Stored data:
-----

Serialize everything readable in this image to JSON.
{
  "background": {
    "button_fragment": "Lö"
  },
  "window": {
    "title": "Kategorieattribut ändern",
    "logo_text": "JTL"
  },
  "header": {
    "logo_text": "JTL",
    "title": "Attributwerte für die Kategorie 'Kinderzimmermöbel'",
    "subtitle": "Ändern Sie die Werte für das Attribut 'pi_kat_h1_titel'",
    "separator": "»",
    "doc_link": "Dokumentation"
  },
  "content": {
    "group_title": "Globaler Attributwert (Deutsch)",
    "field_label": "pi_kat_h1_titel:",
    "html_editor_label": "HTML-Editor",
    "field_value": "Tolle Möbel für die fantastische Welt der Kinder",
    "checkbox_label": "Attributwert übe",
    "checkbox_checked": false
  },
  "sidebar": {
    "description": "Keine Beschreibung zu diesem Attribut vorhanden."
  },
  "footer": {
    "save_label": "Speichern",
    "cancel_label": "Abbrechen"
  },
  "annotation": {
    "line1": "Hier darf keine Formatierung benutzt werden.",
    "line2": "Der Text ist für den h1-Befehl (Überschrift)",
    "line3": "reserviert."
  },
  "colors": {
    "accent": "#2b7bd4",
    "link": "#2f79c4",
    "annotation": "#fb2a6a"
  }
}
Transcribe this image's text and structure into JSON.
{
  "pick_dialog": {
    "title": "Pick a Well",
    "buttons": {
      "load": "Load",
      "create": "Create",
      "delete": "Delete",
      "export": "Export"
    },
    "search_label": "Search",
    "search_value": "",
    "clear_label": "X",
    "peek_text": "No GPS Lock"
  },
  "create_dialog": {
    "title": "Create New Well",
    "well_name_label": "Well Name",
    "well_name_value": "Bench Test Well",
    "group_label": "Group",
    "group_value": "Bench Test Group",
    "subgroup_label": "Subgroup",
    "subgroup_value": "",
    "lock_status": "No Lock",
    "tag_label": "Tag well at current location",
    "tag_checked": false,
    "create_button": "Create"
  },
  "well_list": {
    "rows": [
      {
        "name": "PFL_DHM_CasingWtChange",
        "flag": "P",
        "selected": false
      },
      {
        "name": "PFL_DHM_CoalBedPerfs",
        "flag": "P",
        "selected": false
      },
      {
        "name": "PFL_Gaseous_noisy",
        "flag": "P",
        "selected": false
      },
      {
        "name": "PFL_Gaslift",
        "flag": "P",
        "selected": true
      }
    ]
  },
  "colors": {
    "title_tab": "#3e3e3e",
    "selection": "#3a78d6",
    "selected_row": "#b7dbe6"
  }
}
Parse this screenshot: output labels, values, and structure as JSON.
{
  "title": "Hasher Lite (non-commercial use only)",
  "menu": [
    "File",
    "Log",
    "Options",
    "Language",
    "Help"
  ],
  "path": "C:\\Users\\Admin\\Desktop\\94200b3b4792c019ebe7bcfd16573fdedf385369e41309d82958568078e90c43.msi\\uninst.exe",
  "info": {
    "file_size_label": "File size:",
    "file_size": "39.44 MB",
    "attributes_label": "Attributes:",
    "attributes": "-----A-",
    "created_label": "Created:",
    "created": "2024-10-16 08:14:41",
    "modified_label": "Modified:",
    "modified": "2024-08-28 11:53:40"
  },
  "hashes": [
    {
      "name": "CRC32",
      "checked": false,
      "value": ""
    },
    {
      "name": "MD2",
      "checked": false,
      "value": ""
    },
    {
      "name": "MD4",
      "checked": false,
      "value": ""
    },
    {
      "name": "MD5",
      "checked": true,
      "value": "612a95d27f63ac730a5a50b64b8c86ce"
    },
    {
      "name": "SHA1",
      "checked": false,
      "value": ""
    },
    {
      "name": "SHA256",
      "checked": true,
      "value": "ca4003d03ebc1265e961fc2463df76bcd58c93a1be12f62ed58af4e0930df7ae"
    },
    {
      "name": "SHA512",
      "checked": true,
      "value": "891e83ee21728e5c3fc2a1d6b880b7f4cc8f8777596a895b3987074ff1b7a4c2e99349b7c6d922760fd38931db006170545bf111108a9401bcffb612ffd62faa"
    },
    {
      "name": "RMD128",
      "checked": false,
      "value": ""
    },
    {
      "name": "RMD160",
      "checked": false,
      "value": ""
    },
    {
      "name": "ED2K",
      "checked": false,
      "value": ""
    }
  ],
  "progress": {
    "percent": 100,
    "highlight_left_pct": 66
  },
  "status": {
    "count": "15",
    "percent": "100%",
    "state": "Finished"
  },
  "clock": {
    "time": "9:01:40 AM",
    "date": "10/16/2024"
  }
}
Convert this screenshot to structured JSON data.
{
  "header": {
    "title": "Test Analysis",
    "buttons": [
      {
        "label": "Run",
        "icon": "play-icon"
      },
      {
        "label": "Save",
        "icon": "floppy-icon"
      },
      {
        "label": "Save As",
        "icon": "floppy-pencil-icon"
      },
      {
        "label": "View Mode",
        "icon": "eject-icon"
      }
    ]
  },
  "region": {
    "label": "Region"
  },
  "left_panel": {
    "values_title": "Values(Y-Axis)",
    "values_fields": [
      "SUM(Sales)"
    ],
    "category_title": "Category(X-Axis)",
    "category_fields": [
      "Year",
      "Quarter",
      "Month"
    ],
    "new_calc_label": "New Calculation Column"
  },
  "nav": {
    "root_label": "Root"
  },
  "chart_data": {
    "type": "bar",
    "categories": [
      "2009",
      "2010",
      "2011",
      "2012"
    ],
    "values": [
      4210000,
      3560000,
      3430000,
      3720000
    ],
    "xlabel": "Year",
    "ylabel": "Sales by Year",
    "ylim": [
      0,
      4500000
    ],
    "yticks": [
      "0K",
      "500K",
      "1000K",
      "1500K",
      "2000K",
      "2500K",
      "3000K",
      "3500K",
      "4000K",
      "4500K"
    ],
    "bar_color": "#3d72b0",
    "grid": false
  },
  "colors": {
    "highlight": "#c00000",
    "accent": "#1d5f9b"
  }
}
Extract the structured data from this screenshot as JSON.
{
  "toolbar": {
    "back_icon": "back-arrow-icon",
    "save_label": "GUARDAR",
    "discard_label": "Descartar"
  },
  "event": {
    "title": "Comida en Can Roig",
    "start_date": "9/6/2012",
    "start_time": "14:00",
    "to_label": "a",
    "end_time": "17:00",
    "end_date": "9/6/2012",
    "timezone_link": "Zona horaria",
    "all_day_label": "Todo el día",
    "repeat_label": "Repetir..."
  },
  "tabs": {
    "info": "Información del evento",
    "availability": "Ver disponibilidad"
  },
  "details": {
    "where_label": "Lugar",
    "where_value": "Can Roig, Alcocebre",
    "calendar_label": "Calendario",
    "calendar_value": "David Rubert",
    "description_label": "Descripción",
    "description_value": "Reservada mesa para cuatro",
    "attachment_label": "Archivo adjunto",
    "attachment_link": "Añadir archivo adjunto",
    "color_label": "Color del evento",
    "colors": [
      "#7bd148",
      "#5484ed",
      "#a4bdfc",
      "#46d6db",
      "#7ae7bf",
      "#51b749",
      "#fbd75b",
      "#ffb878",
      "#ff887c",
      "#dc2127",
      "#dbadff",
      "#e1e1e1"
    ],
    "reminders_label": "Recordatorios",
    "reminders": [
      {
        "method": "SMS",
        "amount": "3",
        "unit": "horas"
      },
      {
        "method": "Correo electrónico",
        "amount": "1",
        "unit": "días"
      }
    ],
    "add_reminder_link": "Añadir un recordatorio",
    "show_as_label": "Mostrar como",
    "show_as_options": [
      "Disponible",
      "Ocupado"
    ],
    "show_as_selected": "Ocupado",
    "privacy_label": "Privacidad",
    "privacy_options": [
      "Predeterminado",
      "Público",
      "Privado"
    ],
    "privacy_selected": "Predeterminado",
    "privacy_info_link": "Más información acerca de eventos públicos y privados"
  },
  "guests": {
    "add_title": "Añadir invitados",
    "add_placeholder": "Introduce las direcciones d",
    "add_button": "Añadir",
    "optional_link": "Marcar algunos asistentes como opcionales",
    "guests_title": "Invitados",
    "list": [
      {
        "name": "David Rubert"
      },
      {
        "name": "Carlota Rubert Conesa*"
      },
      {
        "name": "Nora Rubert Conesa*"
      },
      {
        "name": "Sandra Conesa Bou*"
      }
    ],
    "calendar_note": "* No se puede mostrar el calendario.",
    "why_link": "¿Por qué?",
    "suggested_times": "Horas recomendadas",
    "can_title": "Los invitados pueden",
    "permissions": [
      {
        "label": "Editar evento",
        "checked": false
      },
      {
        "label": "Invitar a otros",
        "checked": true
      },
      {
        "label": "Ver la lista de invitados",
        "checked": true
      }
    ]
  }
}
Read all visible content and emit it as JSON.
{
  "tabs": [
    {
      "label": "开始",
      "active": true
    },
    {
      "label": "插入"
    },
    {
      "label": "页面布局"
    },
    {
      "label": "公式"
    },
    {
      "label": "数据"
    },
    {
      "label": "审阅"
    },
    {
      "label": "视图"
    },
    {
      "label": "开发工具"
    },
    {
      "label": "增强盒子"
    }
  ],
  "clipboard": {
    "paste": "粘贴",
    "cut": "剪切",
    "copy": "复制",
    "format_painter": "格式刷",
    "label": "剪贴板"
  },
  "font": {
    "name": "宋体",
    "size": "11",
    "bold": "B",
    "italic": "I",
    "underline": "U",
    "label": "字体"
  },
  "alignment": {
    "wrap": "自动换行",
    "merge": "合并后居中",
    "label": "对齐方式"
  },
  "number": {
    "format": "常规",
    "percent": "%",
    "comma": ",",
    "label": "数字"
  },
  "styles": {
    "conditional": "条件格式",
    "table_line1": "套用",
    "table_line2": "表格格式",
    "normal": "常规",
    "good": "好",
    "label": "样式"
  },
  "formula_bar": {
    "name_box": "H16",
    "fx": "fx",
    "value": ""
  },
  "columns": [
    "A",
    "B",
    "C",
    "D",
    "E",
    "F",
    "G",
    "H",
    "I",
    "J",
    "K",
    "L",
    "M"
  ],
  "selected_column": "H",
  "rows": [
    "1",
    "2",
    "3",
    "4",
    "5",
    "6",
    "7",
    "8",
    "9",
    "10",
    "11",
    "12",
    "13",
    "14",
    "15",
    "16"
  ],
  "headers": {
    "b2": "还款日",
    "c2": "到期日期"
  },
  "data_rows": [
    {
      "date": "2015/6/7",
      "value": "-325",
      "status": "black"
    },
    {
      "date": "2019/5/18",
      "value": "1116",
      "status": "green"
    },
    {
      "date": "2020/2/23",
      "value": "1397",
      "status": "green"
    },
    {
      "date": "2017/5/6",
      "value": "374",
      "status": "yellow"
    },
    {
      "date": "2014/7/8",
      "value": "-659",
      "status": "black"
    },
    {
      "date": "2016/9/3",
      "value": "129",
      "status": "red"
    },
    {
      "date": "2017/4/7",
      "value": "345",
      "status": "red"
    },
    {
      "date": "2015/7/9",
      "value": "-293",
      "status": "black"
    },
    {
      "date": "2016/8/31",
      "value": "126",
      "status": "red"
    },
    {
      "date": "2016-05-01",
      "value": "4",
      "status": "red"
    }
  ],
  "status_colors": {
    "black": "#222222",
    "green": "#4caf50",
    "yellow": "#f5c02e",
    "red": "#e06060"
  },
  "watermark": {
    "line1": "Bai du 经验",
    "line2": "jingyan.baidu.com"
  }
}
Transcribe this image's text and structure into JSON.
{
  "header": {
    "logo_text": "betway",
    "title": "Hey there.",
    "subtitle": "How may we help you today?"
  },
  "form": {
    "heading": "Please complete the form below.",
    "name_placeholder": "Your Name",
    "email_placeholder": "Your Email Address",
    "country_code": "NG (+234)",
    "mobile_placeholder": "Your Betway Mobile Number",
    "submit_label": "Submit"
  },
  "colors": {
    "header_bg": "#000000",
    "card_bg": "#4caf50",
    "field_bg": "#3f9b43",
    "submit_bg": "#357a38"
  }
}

-----

> DO THIS
Copy every line of the material in which the word "subtitle" occurs.

> RESULT OF THIS EXERCISE
    "subtitle": "Ändern Sie die Werte für das Attribut 'pi_kat_h1_titel'",
    "subtitle": "How may we help you today?"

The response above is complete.